* Begin Entries provided *

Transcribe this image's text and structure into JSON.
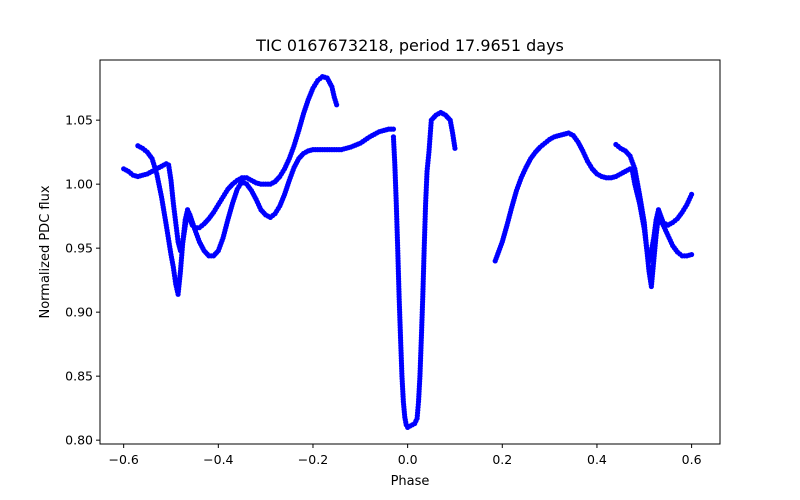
{
  "chart_data": {
    "type": "scatter",
    "title": "TIC 0167673218, period 17.9651 days",
    "xlabel": "Phase",
    "ylabel": "Normalized PDC flux",
    "xlim": [
      -0.65,
      0.66
    ],
    "ylim": [
      0.797,
      1.097
    ],
    "xticks": [
      -0.6,
      -0.4,
      -0.2,
      0.0,
      0.2,
      0.4,
      0.6
    ],
    "xtick_labels": [
      "−0.6",
      "−0.4",
      "−0.2",
      "0.0",
      "0.2",
      "0.4",
      "0.6"
    ],
    "yticks": [
      0.8,
      0.85,
      0.9,
      0.95,
      1.0,
      1.05
    ],
    "ytick_labels": [
      "0.80",
      "0.85",
      "0.90",
      "0.95",
      "1.00",
      "1.05"
    ],
    "grid": false,
    "marker_color": "#0000ff",
    "series": [
      {
        "curves": [
          [
            [
              -0.6,
              1.012
            ],
            [
              -0.59,
              1.01
            ],
            [
              -0.58,
              1.007
            ],
            [
              -0.57,
              1.006
            ],
            [
              -0.56,
              1.007
            ],
            [
              -0.55,
              1.008
            ],
            [
              -0.54,
              1.01
            ],
            [
              -0.53,
              1.012
            ],
            [
              -0.52,
              1.014
            ],
            [
              -0.51,
              1.016
            ],
            [
              -0.505,
              1.015
            ],
            [
              -0.5,
              1.003
            ],
            [
              -0.495,
              0.985
            ],
            [
              -0.49,
              0.97
            ],
            [
              -0.485,
              0.955
            ],
            [
              -0.48,
              0.948
            ],
            [
              -0.475,
              0.955
            ],
            [
              -0.47,
              0.967
            ],
            [
              -0.465,
              0.977
            ],
            [
              -0.46,
              0.973
            ],
            [
              -0.455,
              0.968
            ],
            [
              -0.45,
              0.966
            ],
            [
              -0.44,
              0.966
            ],
            [
              -0.43,
              0.969
            ],
            [
              -0.42,
              0.973
            ],
            [
              -0.41,
              0.978
            ],
            [
              -0.4,
              0.984
            ],
            [
              -0.39,
              0.99
            ],
            [
              -0.38,
              0.996
            ],
            [
              -0.37,
              1.0
            ],
            [
              -0.36,
              1.003
            ],
            [
              -0.35,
              1.005
            ],
            [
              -0.34,
              1.005
            ],
            [
              -0.33,
              1.003
            ],
            [
              -0.32,
              1.001
            ],
            [
              -0.31,
              1.0
            ],
            [
              -0.3,
              1.0
            ],
            [
              -0.29,
              1.0
            ],
            [
              -0.28,
              1.002
            ],
            [
              -0.27,
              1.006
            ],
            [
              -0.26,
              1.012
            ],
            [
              -0.25,
              1.02
            ],
            [
              -0.24,
              1.03
            ],
            [
              -0.23,
              1.042
            ],
            [
              -0.22,
              1.055
            ],
            [
              -0.21,
              1.066
            ],
            [
              -0.2,
              1.075
            ],
            [
              -0.19,
              1.081
            ],
            [
              -0.18,
              1.084
            ],
            [
              -0.17,
              1.083
            ],
            [
              -0.16,
              1.076
            ],
            [
              -0.155,
              1.068
            ],
            [
              -0.15,
              1.062
            ]
          ],
          [
            [
              -0.57,
              1.03
            ],
            [
              -0.56,
              1.028
            ],
            [
              -0.55,
              1.025
            ],
            [
              -0.54,
              1.02
            ],
            [
              -0.53,
              1.008
            ],
            [
              -0.52,
              0.99
            ],
            [
              -0.51,
              0.968
            ],
            [
              -0.5,
              0.945
            ],
            [
              -0.495,
              0.935
            ],
            [
              -0.49,
              0.922
            ],
            [
              -0.485,
              0.914
            ],
            [
              -0.48,
              0.932
            ],
            [
              -0.475,
              0.955
            ],
            [
              -0.47,
              0.972
            ],
            [
              -0.465,
              0.98
            ],
            [
              -0.46,
              0.976
            ],
            [
              -0.45,
              0.965
            ],
            [
              -0.44,
              0.955
            ],
            [
              -0.43,
              0.948
            ],
            [
              -0.42,
              0.944
            ],
            [
              -0.41,
              0.944
            ],
            [
              -0.4,
              0.948
            ],
            [
              -0.39,
              0.958
            ],
            [
              -0.38,
              0.972
            ],
            [
              -0.37,
              0.985
            ],
            [
              -0.36,
              0.996
            ],
            [
              -0.35,
              1.002
            ],
            [
              -0.34,
              1.0
            ],
            [
              -0.33,
              0.995
            ],
            [
              -0.32,
              0.988
            ],
            [
              -0.31,
              0.98
            ],
            [
              -0.3,
              0.976
            ],
            [
              -0.29,
              0.974
            ],
            [
              -0.28,
              0.977
            ],
            [
              -0.27,
              0.983
            ],
            [
              -0.26,
              0.992
            ],
            [
              -0.25,
              1.003
            ],
            [
              -0.24,
              1.013
            ],
            [
              -0.23,
              1.02
            ],
            [
              -0.22,
              1.024
            ],
            [
              -0.21,
              1.026
            ],
            [
              -0.2,
              1.027
            ],
            [
              -0.18,
              1.027
            ],
            [
              -0.16,
              1.027
            ],
            [
              -0.14,
              1.027
            ],
            [
              -0.12,
              1.029
            ],
            [
              -0.1,
              1.032
            ],
            [
              -0.08,
              1.037
            ],
            [
              -0.06,
              1.041
            ],
            [
              -0.04,
              1.043
            ],
            [
              -0.03,
              1.043
            ]
          ],
          [
            [
              -0.03,
              1.037
            ],
            [
              -0.027,
              1.015
            ],
            [
              -0.024,
              0.985
            ],
            [
              -0.021,
              0.95
            ],
            [
              -0.018,
              0.912
            ],
            [
              -0.015,
              0.88
            ],
            [
              -0.012,
              0.85
            ],
            [
              -0.009,
              0.83
            ],
            [
              -0.006,
              0.818
            ],
            [
              -0.003,
              0.812
            ],
            [
              0.0,
              0.81
            ],
            [
              0.005,
              0.811
            ],
            [
              0.01,
              0.812
            ],
            [
              0.015,
              0.813
            ],
            [
              0.02,
              0.817
            ],
            [
              0.023,
              0.83
            ],
            [
              0.026,
              0.85
            ],
            [
              0.029,
              0.88
            ],
            [
              0.032,
              0.912
            ],
            [
              0.035,
              0.95
            ],
            [
              0.038,
              0.985
            ],
            [
              0.041,
              1.01
            ],
            [
              0.045,
              1.025
            ],
            [
              0.05,
              1.05
            ],
            [
              0.06,
              1.054
            ],
            [
              0.07,
              1.056
            ],
            [
              0.08,
              1.054
            ],
            [
              0.09,
              1.05
            ],
            [
              0.095,
              1.04
            ],
            [
              0.1,
              1.028
            ]
          ],
          [
            [
              0.185,
              0.94
            ],
            [
              0.2,
              0.955
            ],
            [
              0.21,
              0.968
            ],
            [
              0.22,
              0.982
            ],
            [
              0.23,
              0.995
            ],
            [
              0.24,
              1.005
            ],
            [
              0.25,
              1.013
            ],
            [
              0.26,
              1.02
            ],
            [
              0.27,
              1.025
            ],
            [
              0.28,
              1.029
            ],
            [
              0.29,
              1.032
            ],
            [
              0.3,
              1.035
            ],
            [
              0.31,
              1.037
            ],
            [
              0.32,
              1.038
            ],
            [
              0.33,
              1.039
            ],
            [
              0.34,
              1.04
            ],
            [
              0.35,
              1.038
            ],
            [
              0.36,
              1.033
            ],
            [
              0.37,
              1.026
            ],
            [
              0.38,
              1.018
            ],
            [
              0.39,
              1.012
            ],
            [
              0.4,
              1.008
            ],
            [
              0.41,
              1.006
            ],
            [
              0.42,
              1.005
            ],
            [
              0.43,
              1.005
            ],
            [
              0.44,
              1.006
            ],
            [
              0.45,
              1.008
            ],
            [
              0.46,
              1.01
            ],
            [
              0.47,
              1.012
            ],
            [
              0.475,
              1.01
            ],
            [
              0.48,
              1.0
            ],
            [
              0.49,
              0.985
            ],
            [
              0.5,
              0.965
            ],
            [
              0.505,
              0.95
            ],
            [
              0.51,
              0.94
            ],
            [
              0.515,
              0.948
            ],
            [
              0.52,
              0.958
            ],
            [
              0.525,
              0.972
            ],
            [
              0.53,
              0.98
            ],
            [
              0.535,
              0.975
            ],
            [
              0.54,
              0.97
            ],
            [
              0.55,
              0.968
            ],
            [
              0.56,
              0.97
            ],
            [
              0.57,
              0.973
            ],
            [
              0.58,
              0.978
            ],
            [
              0.59,
              0.984
            ],
            [
              0.6,
              0.992
            ]
          ],
          [
            [
              0.44,
              1.031
            ],
            [
              0.45,
              1.028
            ],
            [
              0.46,
              1.026
            ],
            [
              0.47,
              1.022
            ],
            [
              0.48,
              1.012
            ],
            [
              0.49,
              0.992
            ],
            [
              0.5,
              0.97
            ],
            [
              0.505,
              0.95
            ],
            [
              0.51,
              0.932
            ],
            [
              0.515,
              0.92
            ],
            [
              0.52,
              0.94
            ],
            [
              0.525,
              0.96
            ],
            [
              0.53,
              0.975
            ],
            [
              0.54,
              0.968
            ],
            [
              0.55,
              0.96
            ],
            [
              0.56,
              0.952
            ],
            [
              0.57,
              0.947
            ],
            [
              0.58,
              0.944
            ],
            [
              0.59,
              0.944
            ],
            [
              0.6,
              0.945
            ]
          ]
        ]
      }
    ]
  }
}
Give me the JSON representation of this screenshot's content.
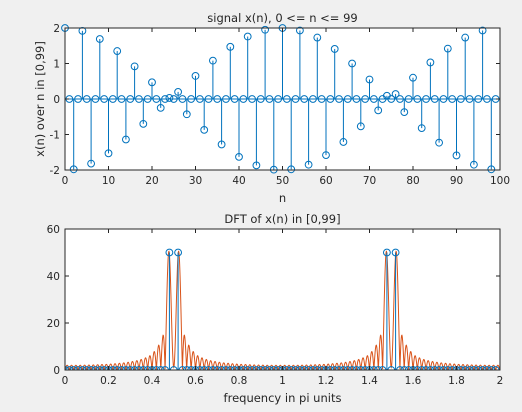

* End Entries provided *

Compute the number of lines above that contain the string "JSON". Reply with that value only.

Answer in full: 2